> _Your objective_
Exactly how many lines have the word "stay"? Answer with the bare number.

****************************************

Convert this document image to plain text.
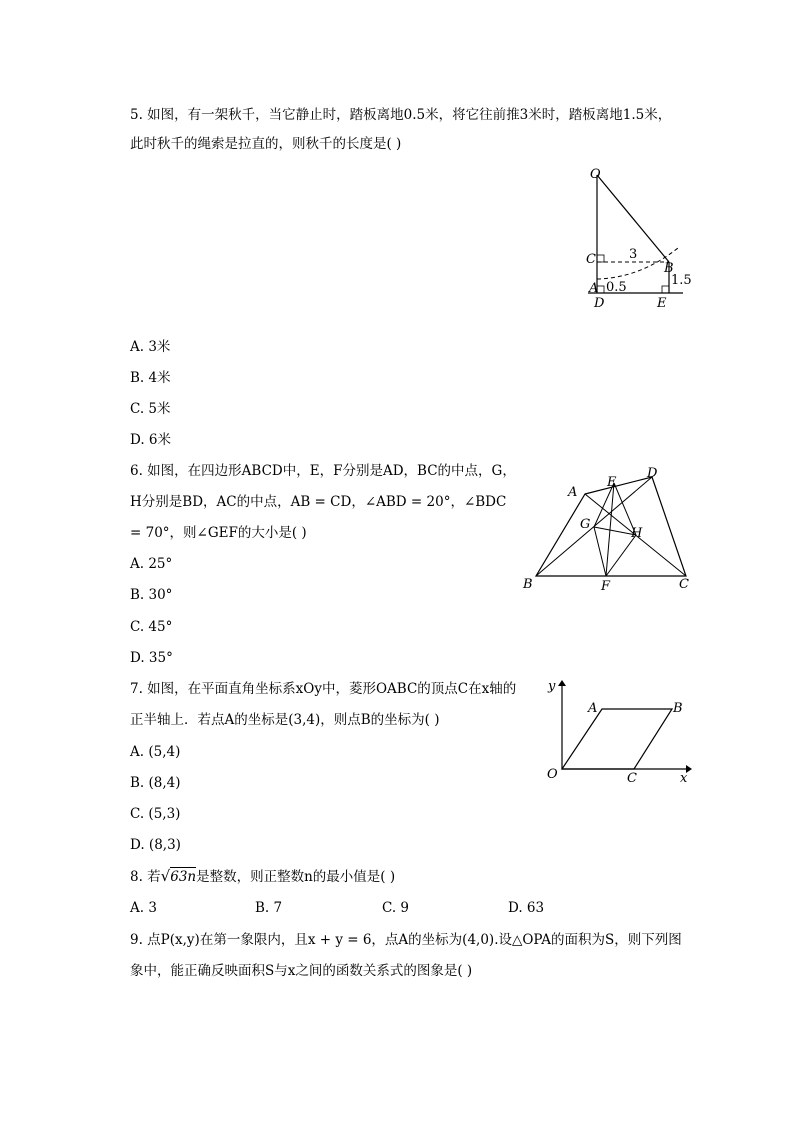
5. 如图，有一架秋千，当它静止时，踏板离地0.5米，将它往前推3米时，踏板离地1.5米，
此时秋千的绳索是拉直的，则秋千的长度是( )
O
C
B
A
D	E
3
0.5	1.5
A. 3米
B. 4米
C. 5米
D. 6米
6. 如图，在四边形ABCD中，E，F分别是AD，BC的中点，G，
H分别是BD，AC的中点，AB = CD，∠ABD = 20°，∠BDC
= 70°，则∠GEF的大小是( )
A
E
D
G
H
B	F	C
A. 25°
B. 30°
C. 45°
D. 35°
7. 如图，在平面直角坐标系xOy中，菱形OABC的顶点C在x轴的
正半轴上．若点A的坐标是(3,4)，则点B的坐标为( )
y
x
O
A	B
C
A. (5,4)
B. (8,4)
C. (5,3)
D. (8,3)
8. 若√63n是整数，则正整数n的最小值是( )
A. 3	B. 7	C. 9	D. 63
9. 点P(x,y)在第一象限内，且x + y = 6，点A的坐标为(4,0).设△OPA的面积为S，则下列图
象中，能正确反映面积S与x之间的函数关系式的图象是( )
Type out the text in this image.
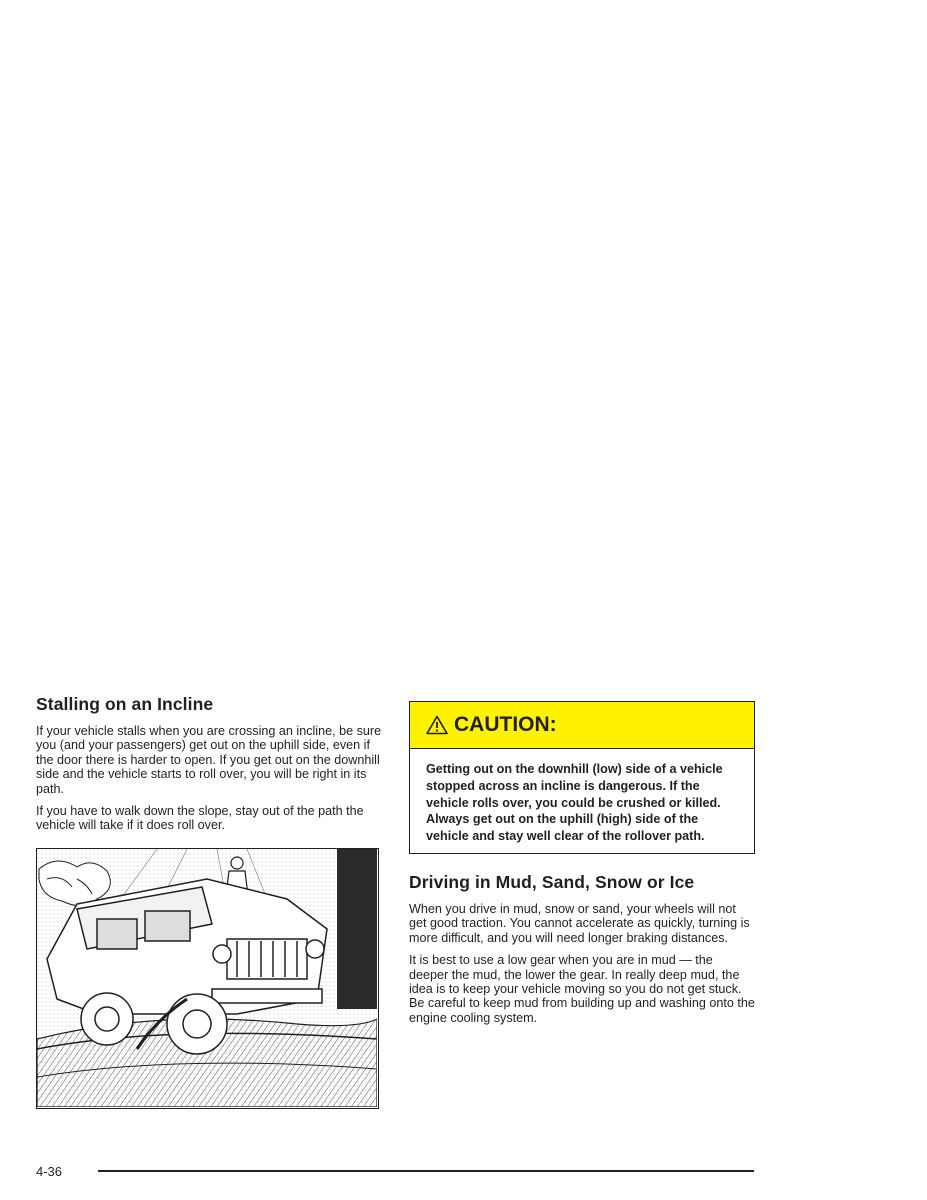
Stalling on an Incline

If your vehicle stalls when you are crossing an incline, be sure you (and your passengers) get out on the uphill side, even if the door there is harder to open. If you get out on the downhill side and the vehicle starts to roll over, you will be right in its path.

If you have to walk down the slope, stay out of the path the vehicle will take if it does roll over.

CAUTION:
Getting out on the downhill (low) side of a vehicle stopped across an incline is dangerous. If the vehicle rolls over, you could be crushed or killed. Always get out on the uphill (high) side of the vehicle and stay well clear of the rollover path.
Driving in Mud, Sand, Snow or Ice

When you drive in mud, snow or sand, your wheels will not get good traction. You cannot accelerate as quickly, turning is more difficult, and you will need longer braking distances.

It is best to use a low gear when you are in mud — the deeper the mud, the lower the gear. In really deep mud, the idea is to keep your vehicle moving so you do not get stuck. Be careful to keep mud from building up and washing onto the engine cooling system.

4-36
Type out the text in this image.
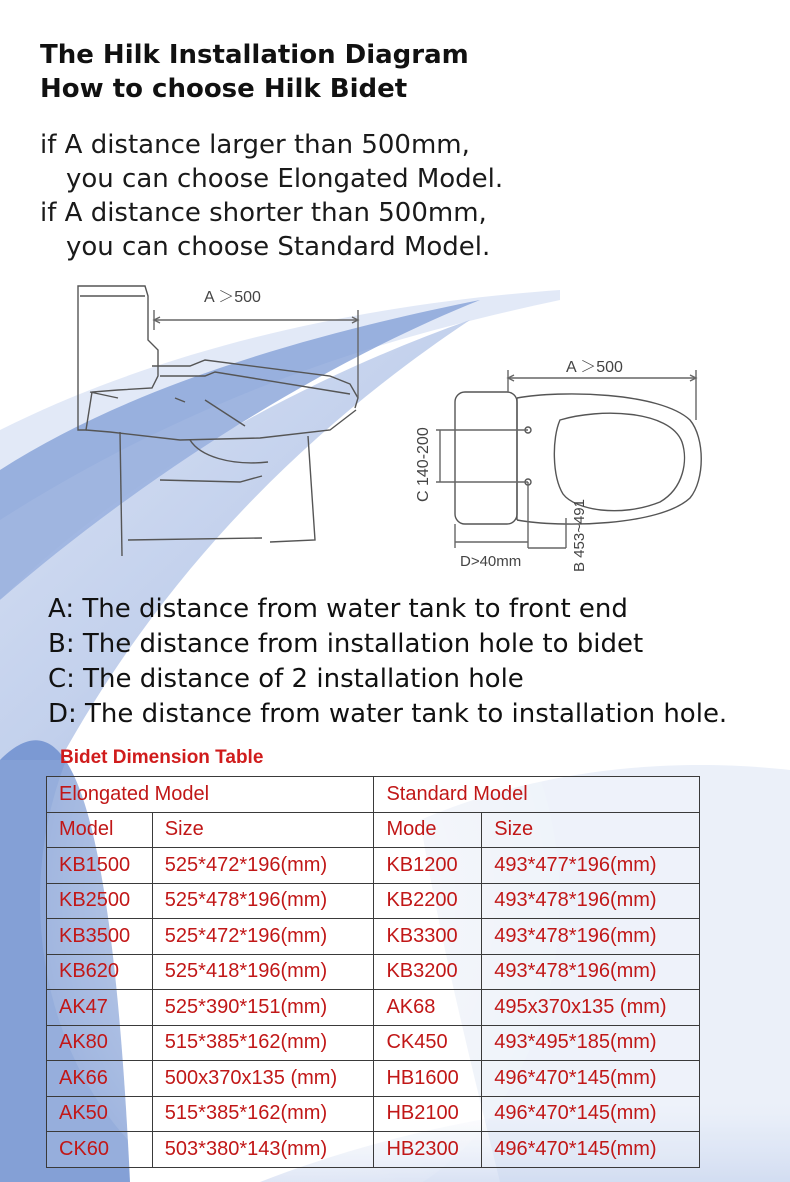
The Hilk Installation Diagram
How to choose Hilk Bidet
if A distance larger than 500mm,
you can choose Elongated Model.
if A distance shorter than 500mm,
you can choose Standard Model.
A ＞500
A ＞500
C 140-200
D>40mm	B 453~491
A: The distance from water tank to front end
B: The distance from installation hole to bidet
C: The distance of 2 installation hole
D: The distance from water tank to installation hole.
Bidet Dimension Table
Elongated Model		Standard Model	
Model	Size	Mode	Size
KB1500	525*472*196(mm)	KB1200	493*477*196(mm)
KB2500	525*478*196(mm)	KB2200	493*478*196(mm)
KB3500	525*472*196(mm)	KB3300	493*478*196(mm)
KB620	525*418*196(mm)	KB3200	493*478*196(mm)
AK47	525*390*151(mm)	AK68	495x370x135 (mm)
AK80	515*385*162(mm)	CK450	493*495*185(mm)
AK66	500x370x135 (mm)	HB1600	496*470*145(mm)
AK50	515*385*162(mm)	HB2100	496*470*145(mm)
CK60	503*380*143(mm)	HB2300	496*470*145(mm)
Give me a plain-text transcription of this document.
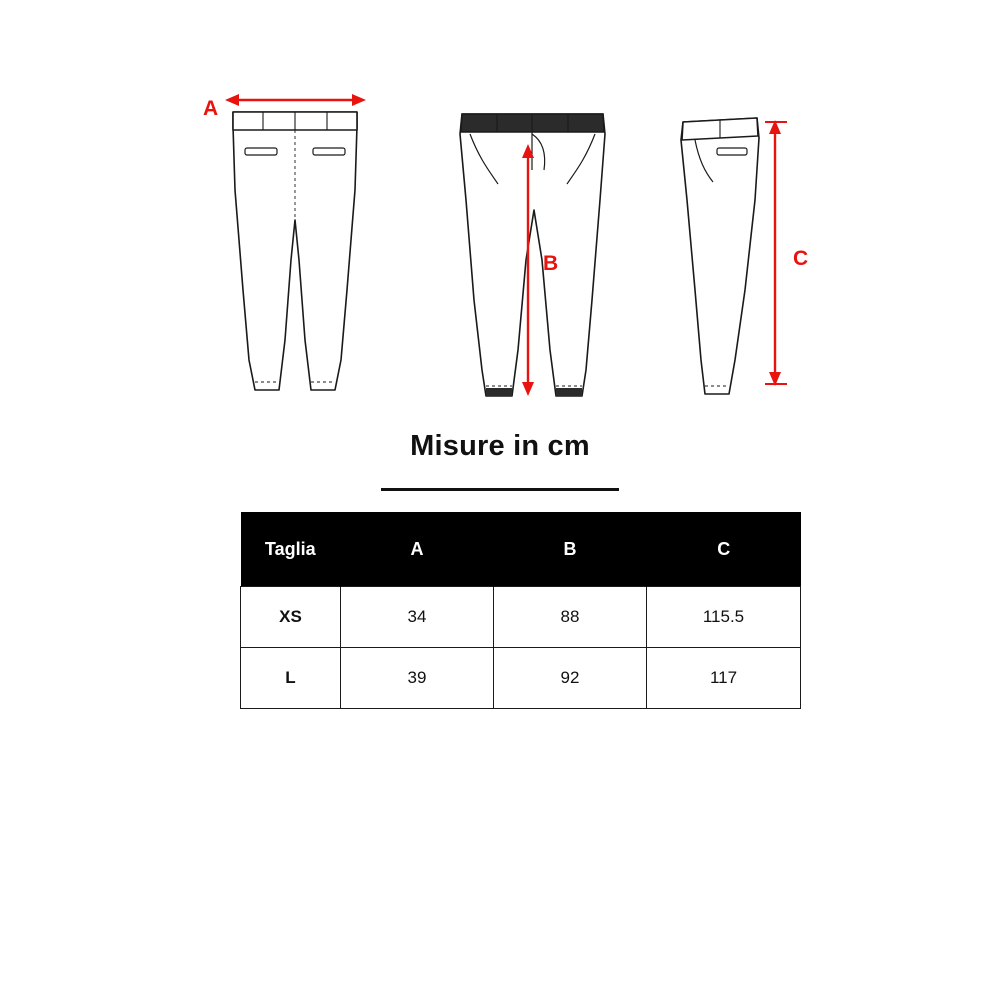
A
B	C
Misure in cm
Taglia	A	B	C
XS	34	88	115.5
L	39	92	117
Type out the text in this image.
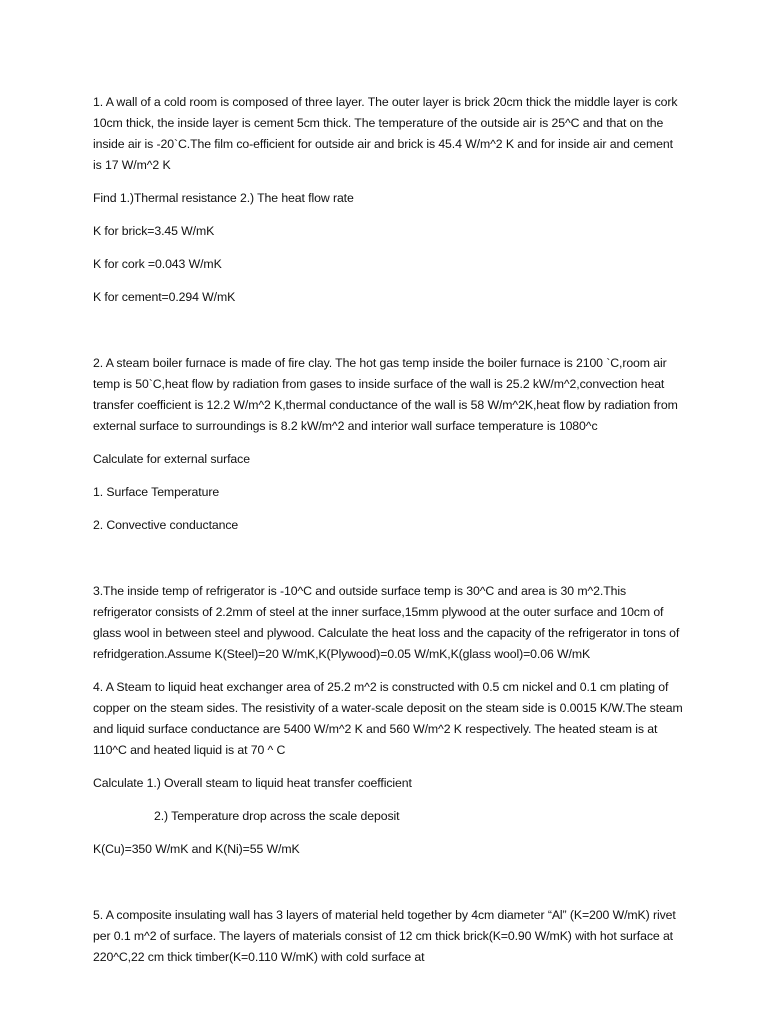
1. A wall of a cold room is composed of three layer. The outer layer is brick 20cm thick the middle layer is cork 10cm thick, the inside layer is cement 5cm thick. The temperature of the outside air is 25^C and that on the inside air is -20`C.The film co-efficient for outside air and brick is 45.4 W/m^2 K and for inside air and cement is 17 W/m^2 K

Find 1.)Thermal resistance 2.) The heat flow rate

K for brick=3.45 W/mK

K for cork =0.043 W/mK

K for cement=0.294 W/mK

2. A steam boiler furnace is made of fire clay. The hot gas temp inside the boiler furnace is 2100 `C,room air temp is 50`C,heat flow by radiation from gases to inside surface of the wall is 25.2 kW/m^2,convection heat transfer coefficient is 12.2 W/m^2 K,thermal conductance of the wall is 58 W/m^2K,heat flow by radiation from external surface to surroundings is 8.2 kW/m^2 and interior wall surface temperature is 1080^c

Calculate for external surface

1. Surface Temperature

2. Convective conductance

3.The inside temp of refrigerator is -10^C and outside surface temp is 30^C and area is 30 m^2.This refrigerator consists of 2.2mm of steel at the inner surface,15mm plywood at the outer surface and 10cm of glass wool in between steel and plywood. Calculate the heat loss and the capacity of the refrigerator in tons of refridgeration.Assume K(Steel)=20 W/mK,K(Plywood)=0.05 W/mK,K(glass wool)=0.06 W/mK

4. A Steam to liquid heat exchanger area of 25.2 m^2 is constructed with 0.5 cm nickel and 0.1 cm plating of copper on the steam sides. The resistivity of a water-scale deposit on the steam side is 0.0015 K/W.The steam and liquid surface conductance are 5400 W/m^2 K and 560 W/m^2 K respectively. The heated steam is at 110^C and heated liquid is at 70 ^ C

Calculate 1.) Overall steam to liquid heat transfer coefficient

2.) Temperature drop across the scale deposit

K(Cu)=350 W/mK and K(Ni)=55 W/mK

5. A composite insulating wall has 3 layers of material held together by 4cm diameter “Al” (K=200 W/mK) rivet per 0.1 m^2 of surface. The layers of materials consist of 12 cm thick brick(K=0.90 W/mK) with hot surface at 220^C,22 cm thick timber(K=0.110 W/mK) with cold surface at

****************************************

> _Finished answer_
2